◆ **GOAL**: Restate the full listing word for word and leave the pictures out.

** Start of AVAILABLE DATA **

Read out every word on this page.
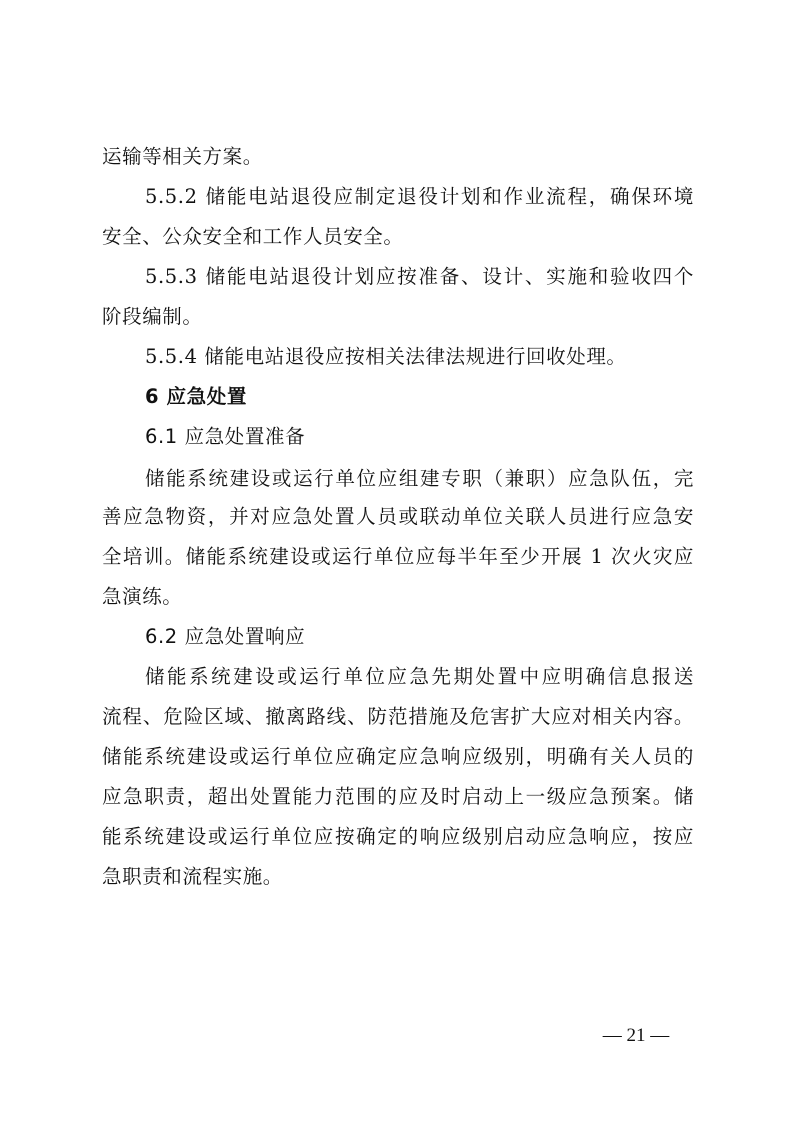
运输等相关方案。
5.5.2 储能电站退役应制定退役计划和作业流程，确保环境
安全、公众安全和工作人员安全。
5.5.3 储能电站退役计划应按准备、设计、实施和验收四个
阶段编制。
5.5.4 储能电站退役应按相关法律法规进行回收处理。
6 应急处置
6.1 应急处置准备
储能系统建设或运行单位应组建专职（兼职）应急队伍，完
善应急物资，并对应急处置人员或联动单位关联人员进行应急安
全培训。储能系统建设或运行单位应每半年至少开展 1 次火灾应
急演练。
6.2 应急处置响应
储能系统建设或运行单位应急先期处置中应明确信息报送
流程、危险区域、撤离路线、防范措施及危害扩大应对相关内容。
储能系统建设或运行单位应确定应急响应级别，明确有关人员的
应急职责，超出处置能力范围的应及时启动上一级应急预案。储
能系统建设或运行单位应按确定的响应级别启动应急响应，按应
急职责和流程实施。
— 21 —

** End of AVAILABLE DATA **

◆ **FULL OUTPUT**:
Read out every word on this page.
运输等相关方案。
5.5.2 储能电站退役应制定退役计划和作业流程，确保环境
安全、公众安全和工作人员安全。
5.5.3 储能电站退役计划应按准备、设计、实施和验收四个
阶段编制。
5.5.4 储能电站退役应按相关法律法规进行回收处理。
6 应急处置
6.1 应急处置准备
储能系统建设或运行单位应组建专职（兼职）应急队伍，完
善应急物资，并对应急处置人员或联动单位关联人员进行应急安
全培训。储能系统建设或运行单位应每半年至少开展 1 次火灾应
急演练。
6.2 应急处置响应
储能系统建设或运行单位应急先期处置中应明确信息报送
流程、危险区域、撤离路线、防范措施及危害扩大应对相关内容。
储能系统建设或运行单位应确定应急响应级别，明确有关人员的
应急职责，超出处置能力范围的应及时启动上一级应急预案。储
能系统建设或运行单位应按确定的响应级别启动应急响应，按应
急职责和流程实施。
— 21 —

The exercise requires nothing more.